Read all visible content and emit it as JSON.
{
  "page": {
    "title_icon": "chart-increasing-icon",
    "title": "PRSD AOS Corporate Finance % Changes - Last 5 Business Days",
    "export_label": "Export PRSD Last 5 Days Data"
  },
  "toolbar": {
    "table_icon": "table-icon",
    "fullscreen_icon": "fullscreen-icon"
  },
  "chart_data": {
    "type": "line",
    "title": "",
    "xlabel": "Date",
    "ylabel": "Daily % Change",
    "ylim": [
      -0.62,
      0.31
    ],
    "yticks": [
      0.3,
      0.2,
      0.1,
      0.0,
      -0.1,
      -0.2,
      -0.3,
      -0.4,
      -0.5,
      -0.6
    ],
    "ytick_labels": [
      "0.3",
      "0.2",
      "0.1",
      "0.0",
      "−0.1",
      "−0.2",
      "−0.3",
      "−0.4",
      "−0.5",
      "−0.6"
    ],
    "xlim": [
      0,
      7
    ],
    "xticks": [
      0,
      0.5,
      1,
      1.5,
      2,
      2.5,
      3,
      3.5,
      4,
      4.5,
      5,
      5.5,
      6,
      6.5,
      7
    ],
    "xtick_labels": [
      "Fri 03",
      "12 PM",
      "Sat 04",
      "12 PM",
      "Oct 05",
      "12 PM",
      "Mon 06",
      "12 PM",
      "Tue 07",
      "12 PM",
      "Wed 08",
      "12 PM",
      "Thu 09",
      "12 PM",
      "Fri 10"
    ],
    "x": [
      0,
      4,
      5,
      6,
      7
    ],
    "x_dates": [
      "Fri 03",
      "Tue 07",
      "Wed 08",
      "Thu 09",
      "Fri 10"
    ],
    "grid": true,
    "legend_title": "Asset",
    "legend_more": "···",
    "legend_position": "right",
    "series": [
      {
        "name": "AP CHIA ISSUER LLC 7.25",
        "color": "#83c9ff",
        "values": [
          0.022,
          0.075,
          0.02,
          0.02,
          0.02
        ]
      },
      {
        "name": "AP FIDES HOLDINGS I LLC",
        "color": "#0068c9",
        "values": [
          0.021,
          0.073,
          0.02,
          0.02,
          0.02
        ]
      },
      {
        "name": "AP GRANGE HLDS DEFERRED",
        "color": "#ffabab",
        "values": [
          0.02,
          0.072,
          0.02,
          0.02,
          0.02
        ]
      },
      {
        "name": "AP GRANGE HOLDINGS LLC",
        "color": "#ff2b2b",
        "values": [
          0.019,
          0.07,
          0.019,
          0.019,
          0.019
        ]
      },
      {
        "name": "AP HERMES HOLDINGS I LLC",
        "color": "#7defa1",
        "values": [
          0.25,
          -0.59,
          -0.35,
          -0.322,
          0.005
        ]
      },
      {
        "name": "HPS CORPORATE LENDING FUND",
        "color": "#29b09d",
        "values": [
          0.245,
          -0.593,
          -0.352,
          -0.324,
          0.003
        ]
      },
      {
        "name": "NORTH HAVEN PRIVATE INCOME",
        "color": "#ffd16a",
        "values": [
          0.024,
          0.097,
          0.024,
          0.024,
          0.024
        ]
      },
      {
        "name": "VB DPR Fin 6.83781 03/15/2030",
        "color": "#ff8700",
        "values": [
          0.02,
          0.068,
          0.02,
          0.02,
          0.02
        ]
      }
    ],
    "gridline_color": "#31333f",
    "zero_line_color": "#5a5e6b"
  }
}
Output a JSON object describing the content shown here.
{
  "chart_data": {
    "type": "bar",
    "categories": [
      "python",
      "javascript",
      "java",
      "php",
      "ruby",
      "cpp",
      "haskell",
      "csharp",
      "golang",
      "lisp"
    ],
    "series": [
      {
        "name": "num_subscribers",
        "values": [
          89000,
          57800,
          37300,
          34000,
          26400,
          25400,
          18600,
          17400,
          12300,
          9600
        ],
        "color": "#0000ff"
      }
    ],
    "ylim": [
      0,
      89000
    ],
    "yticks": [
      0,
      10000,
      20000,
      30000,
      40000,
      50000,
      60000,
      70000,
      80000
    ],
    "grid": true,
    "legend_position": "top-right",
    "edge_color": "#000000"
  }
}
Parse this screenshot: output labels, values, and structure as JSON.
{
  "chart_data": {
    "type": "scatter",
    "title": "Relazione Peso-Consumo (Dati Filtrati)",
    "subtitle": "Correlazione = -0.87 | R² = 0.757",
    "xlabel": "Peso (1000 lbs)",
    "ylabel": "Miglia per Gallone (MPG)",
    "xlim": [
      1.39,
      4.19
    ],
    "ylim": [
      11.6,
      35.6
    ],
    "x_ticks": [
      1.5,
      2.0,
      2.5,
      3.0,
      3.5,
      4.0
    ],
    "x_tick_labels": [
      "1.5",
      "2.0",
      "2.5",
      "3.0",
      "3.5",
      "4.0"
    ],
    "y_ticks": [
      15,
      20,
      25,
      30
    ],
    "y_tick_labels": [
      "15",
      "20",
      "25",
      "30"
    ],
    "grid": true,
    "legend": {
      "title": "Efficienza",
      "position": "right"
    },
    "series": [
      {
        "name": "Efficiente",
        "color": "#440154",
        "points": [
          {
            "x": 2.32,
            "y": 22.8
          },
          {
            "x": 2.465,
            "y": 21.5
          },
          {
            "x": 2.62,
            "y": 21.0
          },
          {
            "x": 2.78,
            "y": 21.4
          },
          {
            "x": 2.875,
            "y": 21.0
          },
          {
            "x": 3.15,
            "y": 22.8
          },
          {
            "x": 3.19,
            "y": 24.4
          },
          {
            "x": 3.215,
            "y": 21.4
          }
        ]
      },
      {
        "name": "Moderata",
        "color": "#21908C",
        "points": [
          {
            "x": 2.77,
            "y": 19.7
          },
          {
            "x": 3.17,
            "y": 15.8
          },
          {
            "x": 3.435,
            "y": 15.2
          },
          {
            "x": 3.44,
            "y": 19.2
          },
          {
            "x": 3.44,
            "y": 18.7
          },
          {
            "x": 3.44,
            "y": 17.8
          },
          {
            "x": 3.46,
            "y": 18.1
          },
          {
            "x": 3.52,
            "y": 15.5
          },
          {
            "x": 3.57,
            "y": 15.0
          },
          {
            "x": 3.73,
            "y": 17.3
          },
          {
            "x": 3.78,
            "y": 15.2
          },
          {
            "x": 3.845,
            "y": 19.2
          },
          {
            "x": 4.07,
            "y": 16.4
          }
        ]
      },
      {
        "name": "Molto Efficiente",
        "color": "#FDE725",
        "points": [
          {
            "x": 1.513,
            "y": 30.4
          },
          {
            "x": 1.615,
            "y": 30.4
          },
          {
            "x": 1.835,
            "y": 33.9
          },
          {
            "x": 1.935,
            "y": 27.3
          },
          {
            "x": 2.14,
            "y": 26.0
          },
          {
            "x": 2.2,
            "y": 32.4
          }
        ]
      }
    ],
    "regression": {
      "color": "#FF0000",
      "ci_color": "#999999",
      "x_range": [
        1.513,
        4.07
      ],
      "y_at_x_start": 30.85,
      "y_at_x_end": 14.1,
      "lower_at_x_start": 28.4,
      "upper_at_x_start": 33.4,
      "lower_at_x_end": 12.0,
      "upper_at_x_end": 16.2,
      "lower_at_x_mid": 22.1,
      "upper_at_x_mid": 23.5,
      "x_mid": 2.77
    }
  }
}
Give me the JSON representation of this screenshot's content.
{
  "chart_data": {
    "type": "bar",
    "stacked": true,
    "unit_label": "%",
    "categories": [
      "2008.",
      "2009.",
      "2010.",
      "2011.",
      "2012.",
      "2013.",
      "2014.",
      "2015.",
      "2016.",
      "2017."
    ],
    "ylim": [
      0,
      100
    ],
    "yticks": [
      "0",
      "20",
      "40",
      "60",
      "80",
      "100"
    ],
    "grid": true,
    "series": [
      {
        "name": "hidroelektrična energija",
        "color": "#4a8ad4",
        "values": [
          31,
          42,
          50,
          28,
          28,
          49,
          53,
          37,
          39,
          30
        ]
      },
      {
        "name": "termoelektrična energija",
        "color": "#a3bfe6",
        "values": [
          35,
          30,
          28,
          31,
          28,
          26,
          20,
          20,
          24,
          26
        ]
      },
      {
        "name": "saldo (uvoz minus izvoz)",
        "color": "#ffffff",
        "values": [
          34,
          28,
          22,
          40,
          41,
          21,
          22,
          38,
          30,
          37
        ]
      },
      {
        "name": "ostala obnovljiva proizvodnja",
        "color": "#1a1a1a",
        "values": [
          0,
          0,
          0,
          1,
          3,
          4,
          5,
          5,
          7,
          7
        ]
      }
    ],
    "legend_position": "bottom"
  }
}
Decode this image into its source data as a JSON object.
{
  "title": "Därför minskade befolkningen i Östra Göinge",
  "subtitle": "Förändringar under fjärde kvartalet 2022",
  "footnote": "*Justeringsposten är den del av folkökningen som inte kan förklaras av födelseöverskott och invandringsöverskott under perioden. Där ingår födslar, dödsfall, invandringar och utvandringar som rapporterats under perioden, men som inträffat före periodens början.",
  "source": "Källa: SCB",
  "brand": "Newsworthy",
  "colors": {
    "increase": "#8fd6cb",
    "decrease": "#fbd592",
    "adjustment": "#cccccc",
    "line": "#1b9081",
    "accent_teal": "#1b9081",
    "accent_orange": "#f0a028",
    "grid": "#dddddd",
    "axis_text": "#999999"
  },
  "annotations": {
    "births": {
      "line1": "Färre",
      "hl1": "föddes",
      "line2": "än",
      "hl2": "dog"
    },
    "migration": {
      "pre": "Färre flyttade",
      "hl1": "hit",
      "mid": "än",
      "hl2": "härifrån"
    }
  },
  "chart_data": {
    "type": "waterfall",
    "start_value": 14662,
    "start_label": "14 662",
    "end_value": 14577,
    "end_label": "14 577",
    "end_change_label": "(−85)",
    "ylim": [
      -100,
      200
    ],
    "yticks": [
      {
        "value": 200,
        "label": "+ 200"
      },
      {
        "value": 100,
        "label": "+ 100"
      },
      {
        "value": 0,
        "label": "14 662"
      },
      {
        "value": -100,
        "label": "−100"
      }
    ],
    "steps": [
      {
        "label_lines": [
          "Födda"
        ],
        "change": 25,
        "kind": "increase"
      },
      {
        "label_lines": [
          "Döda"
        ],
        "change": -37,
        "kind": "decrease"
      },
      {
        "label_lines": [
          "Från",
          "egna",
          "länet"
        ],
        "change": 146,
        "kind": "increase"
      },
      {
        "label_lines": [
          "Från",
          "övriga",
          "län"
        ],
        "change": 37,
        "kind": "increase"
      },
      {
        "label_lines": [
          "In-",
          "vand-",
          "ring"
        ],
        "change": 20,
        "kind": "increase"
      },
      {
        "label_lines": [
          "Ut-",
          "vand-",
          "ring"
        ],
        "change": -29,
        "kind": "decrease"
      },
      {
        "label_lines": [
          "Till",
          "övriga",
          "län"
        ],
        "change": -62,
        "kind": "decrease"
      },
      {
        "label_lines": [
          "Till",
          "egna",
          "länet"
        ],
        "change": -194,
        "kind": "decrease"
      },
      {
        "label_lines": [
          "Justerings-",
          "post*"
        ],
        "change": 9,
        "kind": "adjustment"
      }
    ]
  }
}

## WHAT THE TASK ASKS
Gather all lines where the word "under" appears.

## FULL RESPONSE
  "subtitle": "Förändringar under fjärde kvartalet 2022",
  "footnote": "*Justeringsposten är den del av folkökningen som inte kan förklaras av födelseöverskott och invandringsöverskott under perioden. Där ingår födslar, dödsfall, invandringar och utvandringar som rapporterats under perioden, men som inträffat före periodens början.",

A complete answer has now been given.